Records supplied.

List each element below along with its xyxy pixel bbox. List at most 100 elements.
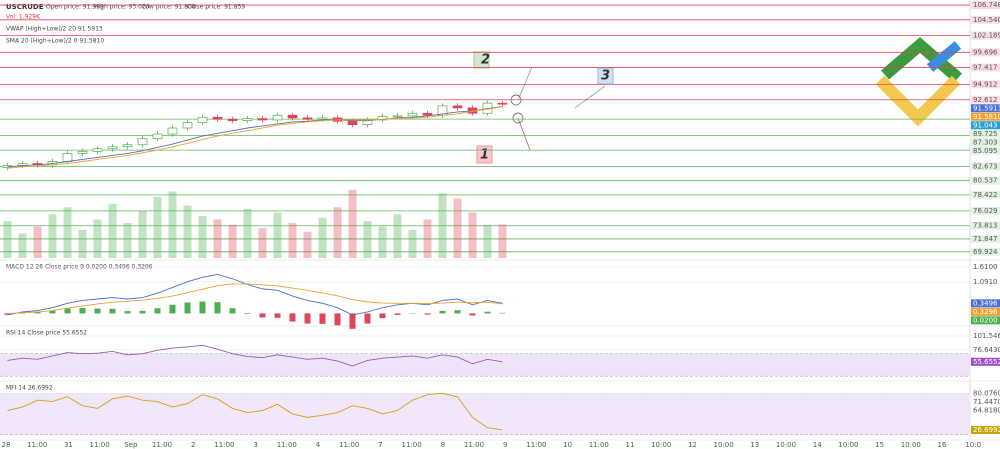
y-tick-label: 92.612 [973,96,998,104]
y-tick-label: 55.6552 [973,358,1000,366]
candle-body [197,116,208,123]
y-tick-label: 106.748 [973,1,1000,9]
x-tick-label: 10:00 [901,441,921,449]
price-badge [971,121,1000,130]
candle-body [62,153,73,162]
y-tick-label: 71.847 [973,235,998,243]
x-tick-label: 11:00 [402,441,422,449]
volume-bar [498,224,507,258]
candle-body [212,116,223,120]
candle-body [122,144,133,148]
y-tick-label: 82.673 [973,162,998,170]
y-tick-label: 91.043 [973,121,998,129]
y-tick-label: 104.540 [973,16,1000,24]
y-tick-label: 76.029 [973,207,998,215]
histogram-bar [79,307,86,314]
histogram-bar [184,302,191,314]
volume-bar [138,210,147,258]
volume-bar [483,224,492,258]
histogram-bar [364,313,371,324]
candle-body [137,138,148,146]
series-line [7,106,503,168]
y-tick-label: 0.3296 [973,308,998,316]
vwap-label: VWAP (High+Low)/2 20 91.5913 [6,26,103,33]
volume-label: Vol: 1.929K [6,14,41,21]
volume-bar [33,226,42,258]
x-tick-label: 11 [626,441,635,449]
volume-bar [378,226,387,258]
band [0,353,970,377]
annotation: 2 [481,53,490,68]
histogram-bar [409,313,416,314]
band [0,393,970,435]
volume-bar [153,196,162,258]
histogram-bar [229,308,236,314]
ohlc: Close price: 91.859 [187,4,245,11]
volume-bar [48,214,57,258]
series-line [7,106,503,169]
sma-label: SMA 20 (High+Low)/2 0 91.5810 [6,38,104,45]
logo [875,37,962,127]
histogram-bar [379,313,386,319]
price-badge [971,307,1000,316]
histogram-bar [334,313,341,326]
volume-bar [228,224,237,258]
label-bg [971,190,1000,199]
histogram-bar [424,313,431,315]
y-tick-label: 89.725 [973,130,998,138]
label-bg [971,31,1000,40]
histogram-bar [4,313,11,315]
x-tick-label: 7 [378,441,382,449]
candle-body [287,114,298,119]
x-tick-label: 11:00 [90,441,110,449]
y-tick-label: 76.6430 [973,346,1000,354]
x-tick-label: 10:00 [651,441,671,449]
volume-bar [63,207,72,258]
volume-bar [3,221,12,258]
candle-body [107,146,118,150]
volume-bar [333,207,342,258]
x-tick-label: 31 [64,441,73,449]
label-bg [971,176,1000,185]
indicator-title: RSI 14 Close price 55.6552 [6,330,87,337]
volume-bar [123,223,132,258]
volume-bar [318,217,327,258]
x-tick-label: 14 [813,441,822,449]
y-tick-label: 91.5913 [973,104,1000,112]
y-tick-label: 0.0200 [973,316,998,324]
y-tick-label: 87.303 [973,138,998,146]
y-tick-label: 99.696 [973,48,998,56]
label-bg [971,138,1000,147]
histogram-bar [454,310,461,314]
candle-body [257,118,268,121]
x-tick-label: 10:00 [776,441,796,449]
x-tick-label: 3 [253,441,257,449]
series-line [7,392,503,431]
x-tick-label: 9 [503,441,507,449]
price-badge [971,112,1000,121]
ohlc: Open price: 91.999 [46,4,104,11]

Short exercise.
Copy every line of the records above verbatim, omitting the pictures.

Completed exercise.
List each element below along with its xyxy pixel bbox. List at most 100 elements.
y-tick-label: 92.612 [973,96,998,104]
y-tick-label: 55.6552 [973,358,1000,366]
candle-body [197,116,208,123]
y-tick-label: 106.748 [973,1,1000,9]
x-tick-label: 10:00 [901,441,921,449]
price-badge [971,121,1000,130]
candle-body [62,153,73,162]
y-tick-label: 71.847 [973,235,998,243]
x-tick-label: 11:00 [402,441,422,449]
volume-bar [498,224,507,258]
candle-body [212,116,223,120]
candle-body [122,144,133,148]
y-tick-label: 82.673 [973,162,998,170]
y-tick-label: 91.043 [973,121,998,129]
y-tick-label: 104.540 [973,16,1000,24]
y-tick-label: 76.029 [973,207,998,215]
histogram-bar [79,307,86,314]
histogram-bar [184,302,191,314]
volume-bar [138,210,147,258]
volume-bar [483,224,492,258]
histogram-bar [364,313,371,324]
candle-body [137,138,148,146]
series-line [7,106,503,168]
y-tick-label: 0.3296 [973,308,998,316]
vwap-label: VWAP (High+Low)/2 20 91.5913 [6,26,103,33]
volume-label: Vol: 1.929K [6,14,41,21]
volume-bar [33,226,42,258]
x-tick-label: 11 [626,441,635,449]
volume-bar [378,226,387,258]
band [0,353,970,377]
annotation: 2 [481,53,490,68]
histogram-bar [409,313,416,314]
band [0,393,970,435]
volume-bar [153,196,162,258]
histogram-bar [229,308,236,314]
ohlc: Close price: 91.859 [187,4,245,11]
volume-bar [48,214,57,258]
series-line [7,106,503,169]
sma-label: SMA 20 (High+Low)/2 0 91.5810 [6,38,104,45]
logo [875,37,962,127]
histogram-bar [379,313,386,319]
price-badge [971,307,1000,316]
histogram-bar [334,313,341,326]
volume-bar [228,224,237,258]
label-bg [971,190,1000,199]
histogram-bar [424,313,431,315]
y-tick-label: 89.725 [973,130,998,138]
label-bg [971,31,1000,40]
histogram-bar [4,313,11,315]
x-tick-label: 7 [378,441,382,449]
candle-body [287,114,298,119]
x-tick-label: 11:00 [90,441,110,449]
y-tick-label: 76.6430 [973,346,1000,354]
x-tick-label: 10:00 [651,441,671,449]
volume-bar [63,207,72,258]
volume-bar [3,221,12,258]
candle-body [107,146,118,150]
volume-bar [333,207,342,258]
x-tick-label: 31 [64,441,73,449]
label-bg [971,176,1000,185]
indicator-title: RSI 14 Close price 55.6552 [6,330,87,337]
volume-bar [123,223,132,258]
volume-bar [318,217,327,258]
x-tick-label: 14 [813,441,822,449]
y-tick-label: 91.5913 [973,104,1000,112]
y-tick-label: 0.0200 [973,316,998,324]
y-tick-label: 87.303 [973,138,998,146]
y-tick-label: 99.696 [973,48,998,56]
label-bg [971,138,1000,147]
histogram-bar [454,310,461,314]
candle-body [257,118,268,121]
x-tick-label: 10:00 [776,441,796,449]
x-tick-label: 3 [253,441,257,449]
series-line [7,392,503,431]
x-tick-label: 9 [503,441,507,449]
price-badge [971,112,1000,121]
ohlc: Open price: 91.999 [46,4,104,11]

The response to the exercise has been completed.